[TO BE DONE] Count how many lines of the material contain the string "marcadores", then give that number and nothing more.

[RECORDS SUPPLIED]
* begin *
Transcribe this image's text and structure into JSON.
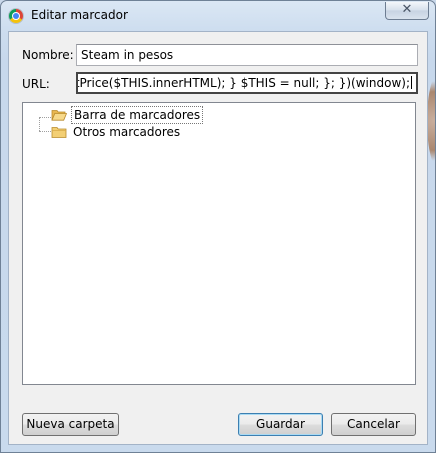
{
  "window": {
    "title": "Editar marcador",
    "close_glyph": "✕"
  },
  "form": {
    "name_label": "Nombre:",
    "name_value": "Steam in pesos",
    "url_label": "URL:",
    "url_value": "+ formatPrice($THIS.innerHTML); } $THIS = null; }; })(window);"
  },
  "tree": {
    "items": [
      {
        "label": "Barra de marcadores",
        "icon": "folder-open-icon",
        "selected": true
      },
      {
        "label": "Otros marcadores",
        "icon": "folder-icon",
        "selected": false
      }
    ]
  },
  "buttons": {
    "new_folder": "Nueva carpeta",
    "save": "Guardar",
    "cancel": "Cancelar"
  }
}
* end *
[ANSWER FOR THIS EXERCISE] 2